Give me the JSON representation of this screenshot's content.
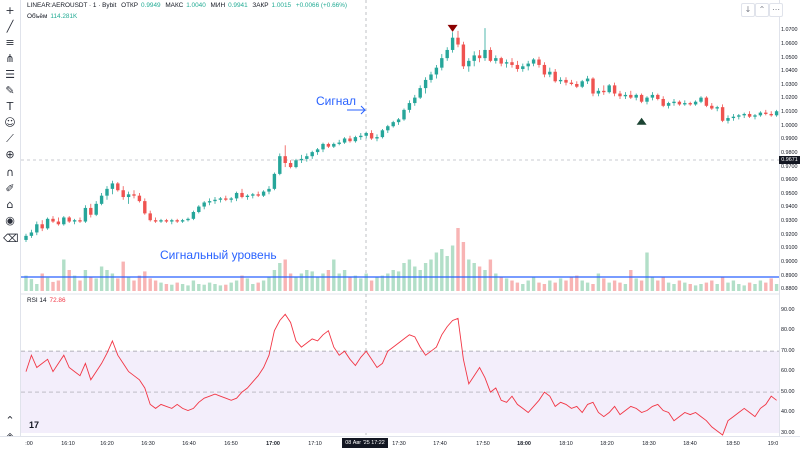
{
  "header": {
    "symbol": "LINEAR:AEROUSDT · 1 · Bybit",
    "open_label": "ОТКР",
    "open_value": "0.9949",
    "high_label": "МАКС",
    "high_value": "1.0040",
    "low_label": "МИН",
    "low_value": "0.9941",
    "close_label": "ЗАКР",
    "close_value": "1.0015",
    "change": "+0.0066 (+0.66%)",
    "volume_label": "Объём",
    "volume_value": "114.281K"
  },
  "rsi": {
    "label": "RSI 14",
    "value": "72.86"
  },
  "annotations": {
    "signal": "Сигнал",
    "signal_level": "Сигнальный уровень"
  },
  "price_scale": {
    "current": "0.9671",
    "labels": [
      "1.0700",
      "1.0600",
      "1.0500",
      "1.0400",
      "1.0300",
      "1.0200",
      "1.0100",
      "1.0000",
      "0.9900",
      "0.9800",
      "0.9700",
      "0.9600",
      "0.9500",
      "0.9400",
      "0.9300",
      "0.9200",
      "0.9100",
      "0.9000",
      "0.8900",
      "0.8800"
    ],
    "rsi_labels": [
      "90.00",
      "80.00",
      "70.00",
      "60.00",
      "50.00",
      "40.00",
      "30.00"
    ]
  },
  "time_axis": {
    "labels": [
      ":00",
      "16:10",
      "16:20",
      "16:30",
      "16:40",
      "16:50",
      "17:00",
      "17:10",
      "17:30",
      "17:40",
      "17:50",
      "18:00",
      "18:10",
      "18:20",
      "18:30",
      "18:40",
      "18:50",
      "19:0"
    ],
    "cursor": "08 Авг '25   17:22"
  },
  "colors": {
    "up": "#26a69a",
    "down": "#ef5350",
    "vol_up": "#b2dfc8",
    "vol_down": "#f8b4b4",
    "rsi": "#f23645",
    "level": "#2962ff",
    "rsi_band": "#f3eefb"
  },
  "chart_data": [
    {
      "type": "candlestick",
      "title": "LINEAR:AEROUSDT · 1 · Bybit",
      "x_start": "16:00",
      "x_step_minutes": 1,
      "ylim": [
        0.879,
        1.078
      ],
      "signal_level": 0.8893,
      "ohlc": [
        [
          0.9165,
          0.921,
          0.915,
          0.9195
        ],
        [
          0.9195,
          0.924,
          0.918,
          0.922
        ],
        [
          0.922,
          0.93,
          0.92,
          0.928
        ],
        [
          0.928,
          0.931,
          0.923,
          0.925
        ],
        [
          0.925,
          0.933,
          0.924,
          0.932
        ],
        [
          0.932,
          0.934,
          0.929,
          0.93
        ],
        [
          0.93,
          0.933,
          0.927,
          0.928
        ],
        [
          0.928,
          0.934,
          0.927,
          0.933
        ],
        [
          0.933,
          0.934,
          0.929,
          0.93
        ],
        [
          0.93,
          0.932,
          0.928,
          0.931
        ],
        [
          0.931,
          0.933,
          0.929,
          0.93
        ],
        [
          0.93,
          0.942,
          0.929,
          0.94
        ],
        [
          0.94,
          0.943,
          0.933,
          0.935
        ],
        [
          0.935,
          0.945,
          0.934,
          0.943
        ],
        [
          0.943,
          0.951,
          0.942,
          0.949
        ],
        [
          0.949,
          0.956,
          0.946,
          0.954
        ],
        [
          0.954,
          0.96,
          0.95,
          0.958
        ],
        [
          0.958,
          0.959,
          0.952,
          0.953
        ],
        [
          0.953,
          0.956,
          0.946,
          0.948
        ],
        [
          0.948,
          0.952,
          0.943,
          0.95
        ],
        [
          0.95,
          0.953,
          0.947,
          0.949
        ],
        [
          0.949,
          0.951,
          0.944,
          0.945
        ],
        [
          0.945,
          0.947,
          0.935,
          0.936
        ],
        [
          0.936,
          0.938,
          0.93,
          0.931
        ],
        [
          0.931,
          0.933,
          0.929,
          0.93
        ],
        [
          0.93,
          0.932,
          0.929,
          0.931
        ],
        [
          0.931,
          0.932,
          0.929,
          0.93
        ],
        [
          0.93,
          0.932,
          0.928,
          0.931
        ],
        [
          0.931,
          0.932,
          0.929,
          0.93
        ],
        [
          0.93,
          0.932,
          0.929,
          0.931
        ],
        [
          0.931,
          0.933,
          0.93,
          0.932
        ],
        [
          0.932,
          0.938,
          0.931,
          0.937
        ],
        [
          0.937,
          0.942,
          0.936,
          0.941
        ],
        [
          0.941,
          0.945,
          0.939,
          0.944
        ],
        [
          0.944,
          0.947,
          0.942,
          0.945
        ],
        [
          0.945,
          0.948,
          0.943,
          0.946
        ],
        [
          0.946,
          0.948,
          0.944,
          0.947
        ],
        [
          0.947,
          0.949,
          0.945,
          0.946
        ],
        [
          0.946,
          0.948,
          0.944,
          0.947
        ],
        [
          0.947,
          0.952,
          0.945,
          0.951
        ],
        [
          0.951,
          0.954,
          0.947,
          0.948
        ],
        [
          0.948,
          0.95,
          0.946,
          0.949
        ],
        [
          0.949,
          0.951,
          0.947,
          0.95
        ],
        [
          0.95,
          0.952,
          0.948,
          0.949
        ],
        [
          0.949,
          0.953,
          0.948,
          0.952
        ],
        [
          0.952,
          0.956,
          0.95,
          0.954
        ],
        [
          0.954,
          0.966,
          0.953,
          0.965
        ],
        [
          0.965,
          0.98,
          0.964,
          0.978
        ],
        [
          0.978,
          0.986,
          0.97,
          0.973
        ],
        [
          0.973,
          0.975,
          0.969,
          0.97
        ],
        [
          0.97,
          0.976,
          0.969,
          0.975
        ],
        [
          0.975,
          0.979,
          0.973,
          0.976
        ],
        [
          0.976,
          0.98,
          0.974,
          0.978
        ],
        [
          0.978,
          0.982,
          0.976,
          0.981
        ],
        [
          0.981,
          0.984,
          0.979,
          0.983
        ],
        [
          0.983,
          0.988,
          0.981,
          0.987
        ],
        [
          0.987,
          0.988,
          0.984,
          0.985
        ],
        [
          0.985,
          0.988,
          0.984,
          0.987
        ],
        [
          0.987,
          0.99,
          0.986,
          0.988
        ],
        [
          0.988,
          0.992,
          0.987,
          0.991
        ],
        [
          0.991,
          0.993,
          0.988,
          0.989
        ],
        [
          0.989,
          0.993,
          0.988,
          0.992
        ],
        [
          0.992,
          0.995,
          0.99,
          0.993
        ],
        [
          0.993,
          0.996,
          0.991,
          0.995
        ],
        [
          0.995,
          0.997,
          0.99,
          0.991
        ],
        [
          0.991,
          0.994,
          0.989,
          0.992
        ],
        [
          0.992,
          0.998,
          0.991,
          0.997
        ],
        [
          0.997,
          1.001,
          0.995,
          1.0
        ],
        [
          1.0,
          1.004,
          0.999,
          1.003
        ],
        [
          1.003,
          1.006,
          1.001,
          1.005
        ],
        [
          1.005,
          1.013,
          1.004,
          1.012
        ],
        [
          1.012,
          1.019,
          1.01,
          1.017
        ],
        [
          1.017,
          1.023,
          1.015,
          1.021
        ],
        [
          1.021,
          1.03,
          1.02,
          1.028
        ],
        [
          1.028,
          1.036,
          1.024,
          1.034
        ],
        [
          1.034,
          1.04,
          1.032,
          1.038
        ],
        [
          1.038,
          1.045,
          1.035,
          1.043
        ],
        [
          1.043,
          1.053,
          1.041,
          1.05
        ],
        [
          1.05,
          1.058,
          1.048,
          1.056
        ],
        [
          1.056,
          1.069,
          1.054,
          1.065
        ],
        [
          1.065,
          1.07,
          1.058,
          1.06
        ],
        [
          1.06,
          1.062,
          1.042,
          1.044
        ],
        [
          1.044,
          1.05,
          1.04,
          1.048
        ],
        [
          1.048,
          1.055,
          1.044,
          1.052
        ],
        [
          1.052,
          1.056,
          1.047,
          1.05
        ],
        [
          1.05,
          1.072,
          1.048,
          1.056
        ],
        [
          1.056,
          1.058,
          1.047,
          1.048
        ],
        [
          1.048,
          1.052,
          1.046,
          1.05
        ],
        [
          1.05,
          1.051,
          1.044,
          1.046
        ],
        [
          1.046,
          1.049,
          1.043,
          1.047
        ],
        [
          1.047,
          1.05,
          1.043,
          1.045
        ],
        [
          1.045,
          1.048,
          1.04,
          1.042
        ],
        [
          1.042,
          1.046,
          1.04,
          1.044
        ],
        [
          1.044,
          1.048,
          1.041,
          1.046
        ],
        [
          1.046,
          1.05,
          1.044,
          1.049
        ],
        [
          1.049,
          1.051,
          1.043,
          1.045
        ],
        [
          1.045,
          1.047,
          1.036,
          1.038
        ],
        [
          1.038,
          1.043,
          1.036,
          1.04
        ],
        [
          1.04,
          1.042,
          1.032,
          1.033
        ],
        [
          1.033,
          1.036,
          1.031,
          1.034
        ],
        [
          1.034,
          1.036,
          1.03,
          1.032
        ],
        [
          1.032,
          1.034,
          1.03,
          1.031
        ],
        [
          1.031,
          1.033,
          1.028,
          1.029
        ],
        [
          1.029,
          1.034,
          1.028,
          1.033
        ],
        [
          1.033,
          1.037,
          1.031,
          1.035
        ],
        [
          1.035,
          1.036,
          1.022,
          1.024
        ],
        [
          1.024,
          1.028,
          1.022,
          1.026
        ],
        [
          1.026,
          1.03,
          1.023,
          1.025
        ],
        [
          1.025,
          1.031,
          1.024,
          1.03
        ],
        [
          1.03,
          1.032,
          1.022,
          1.024
        ],
        [
          1.024,
          1.026,
          1.02,
          1.022
        ],
        [
          1.022,
          1.025,
          1.02,
          1.023
        ],
        [
          1.023,
          1.026,
          1.02,
          1.021
        ],
        [
          1.021,
          1.024,
          1.019,
          1.023
        ],
        [
          1.023,
          1.024,
          1.017,
          1.018
        ],
        [
          1.018,
          1.022,
          1.016,
          1.021
        ],
        [
          1.021,
          1.025,
          1.019,
          1.023
        ],
        [
          1.023,
          1.024,
          1.019,
          1.02
        ],
        [
          1.02,
          1.022,
          1.014,
          1.015
        ],
        [
          1.015,
          1.018,
          1.013,
          1.017
        ],
        [
          1.017,
          1.02,
          1.015,
          1.018
        ],
        [
          1.018,
          1.019,
          1.015,
          1.016
        ],
        [
          1.016,
          1.019,
          1.015,
          1.017
        ],
        [
          1.017,
          1.018,
          1.015,
          1.016
        ],
        [
          1.016,
          1.019,
          1.015,
          1.018
        ],
        [
          1.018,
          1.022,
          1.017,
          1.021
        ],
        [
          1.021,
          1.022,
          1.014,
          1.015
        ],
        [
          1.015,
          1.017,
          1.012,
          1.013
        ],
        [
          1.013,
          1.015,
          1.011,
          1.014
        ],
        [
          1.014,
          1.016,
          1.003,
          1.004
        ],
        [
          1.004,
          1.008,
          1.002,
          1.006
        ],
        [
          1.006,
          1.009,
          1.004,
          1.007
        ],
        [
          1.007,
          1.009,
          1.005,
          1.008
        ],
        [
          1.008,
          1.01,
          1.006,
          1.009
        ],
        [
          1.009,
          1.011,
          1.006,
          1.007
        ],
        [
          1.007,
          1.009,
          1.005,
          1.008
        ],
        [
          1.008,
          1.011,
          1.007,
          1.01
        ],
        [
          1.01,
          1.012,
          1.008,
          1.009
        ],
        [
          1.009,
          1.011,
          1.007,
          1.008
        ],
        [
          1.008,
          1.012,
          1.007,
          1.011
        ]
      ],
      "volume": [
        22,
        17,
        10,
        25,
        19,
        13,
        15,
        45,
        30,
        22,
        15,
        30,
        20,
        18,
        35,
        30,
        25,
        18,
        42,
        20,
        15,
        22,
        28,
        18,
        15,
        12,
        10,
        9,
        12,
        10,
        8,
        15,
        10,
        9,
        12,
        10,
        8,
        9,
        12,
        15,
        22,
        18,
        10,
        12,
        15,
        20,
        30,
        40,
        45,
        25,
        20,
        25,
        30,
        28,
        20,
        25,
        30,
        45,
        25,
        30,
        20,
        22,
        18,
        25,
        15,
        20,
        22,
        25,
        30,
        28,
        40,
        45,
        35,
        30,
        40,
        45,
        55,
        60,
        50,
        65,
        90,
        70,
        45,
        40,
        35,
        30,
        45,
        25,
        20,
        18,
        15,
        12,
        10,
        15,
        20,
        12,
        10,
        15,
        12,
        18,
        15,
        20,
        22,
        15,
        12,
        10,
        25,
        18,
        12,
        15,
        12,
        10,
        30,
        18,
        15,
        55,
        20,
        15,
        20,
        12,
        10,
        15,
        12,
        10,
        8,
        10,
        12,
        15,
        10,
        20,
        12,
        15,
        10,
        8,
        12,
        10,
        15,
        12,
        18,
        10
      ],
      "markers": [
        {
          "type": "sell",
          "index": 79,
          "price": 1.07
        },
        {
          "type": "buy",
          "index": 114,
          "price": 1.015
        }
      ]
    },
    {
      "type": "line",
      "title": "RSI 14",
      "ylim": [
        30,
        95
      ],
      "band": [
        30,
        70
      ],
      "dashed_levels": [
        70,
        50
      ],
      "values": [
        60,
        68,
        62,
        64,
        66,
        60,
        64,
        68,
        62,
        60,
        58,
        64,
        56,
        60,
        64,
        69,
        75,
        68,
        64,
        60,
        58,
        56,
        52,
        44,
        42,
        44,
        43,
        42,
        44,
        42,
        41,
        42,
        45,
        47,
        48,
        49,
        48,
        47,
        46,
        47,
        50,
        52,
        55,
        58,
        62,
        68,
        80,
        85,
        88,
        84,
        75,
        72,
        74,
        76,
        75,
        78,
        80,
        72,
        68,
        70,
        66,
        63,
        67,
        70,
        66,
        62,
        64,
        70,
        72,
        74,
        76,
        78,
        77,
        72,
        68,
        70,
        72,
        78,
        82,
        85,
        86,
        66,
        54,
        58,
        62,
        57,
        50,
        52,
        46,
        45,
        48,
        44,
        42,
        40,
        43,
        46,
        50,
        48,
        43,
        45,
        44,
        42,
        43,
        40,
        44,
        45,
        40,
        38,
        40,
        43,
        39,
        41,
        43,
        42,
        40,
        41,
        43,
        44,
        41,
        40,
        36,
        38,
        40,
        39,
        40,
        38,
        36,
        33,
        31,
        29,
        36,
        38,
        40,
        42,
        40,
        38,
        42,
        44,
        48,
        46
      ]
    }
  ]
}
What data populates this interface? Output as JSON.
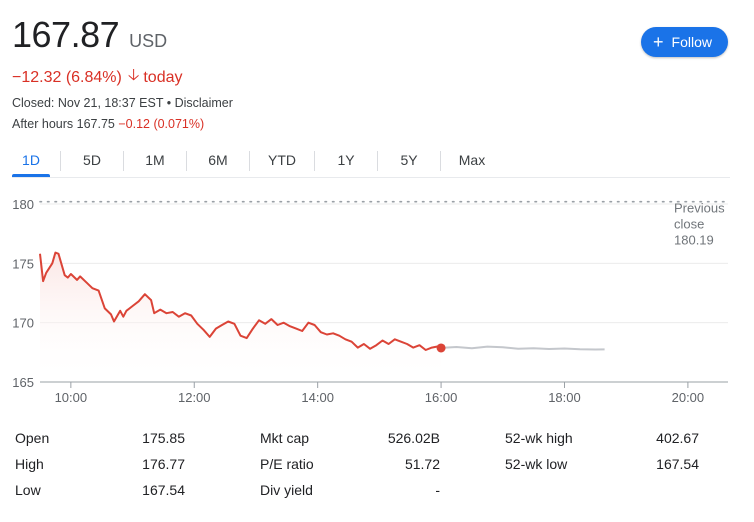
{
  "quote": {
    "price": "167.87",
    "currency": "USD",
    "change": "−12.32 (6.84%)",
    "change_period": "today",
    "closed_line": "Closed: Nov 21, 18:37 EST • Disclaimer",
    "after_hours_prefix": "After hours 167.75",
    "after_hours_change": "−0.12 (0.071%)"
  },
  "follow_button": {
    "label": "Follow"
  },
  "tabs": [
    {
      "label": "1D",
      "active": true
    },
    {
      "label": "5D"
    },
    {
      "label": "1M"
    },
    {
      "label": "6M"
    },
    {
      "label": "YTD"
    },
    {
      "label": "1Y"
    },
    {
      "label": "5Y"
    },
    {
      "label": "Max"
    }
  ],
  "chart_data": {
    "type": "line",
    "y_ticks": [
      180,
      175,
      170,
      165
    ],
    "ylim": [
      165,
      181.6
    ],
    "x_ticks": [
      "10:00",
      "12:00",
      "14:00",
      "16:00",
      "18:00",
      "20:00"
    ],
    "xlim_hours": [
      9.5,
      20.65
    ],
    "previous_close": {
      "label_lines": [
        "Previous",
        "close"
      ],
      "value": 180.19,
      "value_label": "180.19"
    },
    "colors": {
      "regular": "#db4437",
      "after_hours": "#c4c7cc",
      "grid": "#ebebeb",
      "prev_close": "#9aa0a6"
    },
    "series": [
      {
        "session": "regular",
        "x_hours": [
          9.5,
          9.55,
          9.6,
          9.7,
          9.75,
          9.8,
          9.9,
          9.95,
          10.0,
          10.1,
          10.15,
          10.25,
          10.35,
          10.45,
          10.55,
          10.65,
          10.7,
          10.8,
          10.85,
          10.9,
          11.0,
          11.1,
          11.2,
          11.3,
          11.35,
          11.45,
          11.55,
          11.65,
          11.75,
          11.85,
          11.95,
          12.05,
          12.15,
          12.25,
          12.35,
          12.45,
          12.55,
          12.65,
          12.75,
          12.85,
          12.95,
          13.05,
          13.15,
          13.25,
          13.35,
          13.45,
          13.55,
          13.65,
          13.75,
          13.85,
          13.95,
          14.05,
          14.15,
          14.25,
          14.35,
          14.45,
          14.55,
          14.65,
          14.75,
          14.85,
          14.95,
          15.05,
          15.15,
          15.25,
          15.35,
          15.45,
          15.55,
          15.65,
          15.75,
          15.85,
          15.95,
          16.0
        ],
        "y": [
          175.8,
          173.5,
          174.2,
          175.0,
          175.9,
          175.8,
          174.0,
          173.8,
          174.1,
          173.6,
          173.9,
          173.4,
          172.9,
          172.7,
          171.2,
          170.7,
          170.1,
          171.0,
          170.5,
          171.0,
          171.4,
          171.8,
          172.4,
          171.9,
          170.8,
          171.1,
          170.8,
          170.9,
          170.5,
          170.8,
          170.6,
          169.9,
          169.4,
          168.8,
          169.5,
          169.8,
          170.1,
          169.9,
          168.9,
          168.7,
          169.5,
          170.2,
          169.9,
          170.3,
          169.8,
          170.0,
          169.7,
          169.5,
          169.3,
          170.0,
          169.8,
          169.2,
          169.0,
          169.1,
          168.9,
          168.6,
          168.4,
          167.9,
          168.2,
          167.8,
          168.1,
          168.5,
          168.2,
          168.6,
          168.4,
          168.2,
          167.9,
          168.1,
          167.7,
          167.9,
          168.0,
          167.87
        ]
      },
      {
        "session": "after_hours",
        "x_hours": [
          16.0,
          16.25,
          16.5,
          16.75,
          17.0,
          17.25,
          17.5,
          17.75,
          18.0,
          18.25,
          18.5,
          18.65
        ],
        "y": [
          167.87,
          167.95,
          167.85,
          167.98,
          167.92,
          167.8,
          167.85,
          167.78,
          167.82,
          167.76,
          167.74,
          167.75
        ]
      }
    ]
  },
  "stats": [
    {
      "label": "Open",
      "value": "175.85"
    },
    {
      "label": "High",
      "value": "176.77"
    },
    {
      "label": "Low",
      "value": "167.54"
    },
    {
      "label": "Mkt cap",
      "value": "526.02B"
    },
    {
      "label": "P/E ratio",
      "value": "51.72"
    },
    {
      "label": "Div yield",
      "value": "-"
    },
    {
      "label": "52-wk high",
      "value": "402.67"
    },
    {
      "label": "52-wk low",
      "value": "167.54"
    }
  ]
}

--------------------------------------------------

- TASK -
Each line above that includes "AEROUSDT" counts once; state the total and nothing more.

- TASK SOLUTION -
2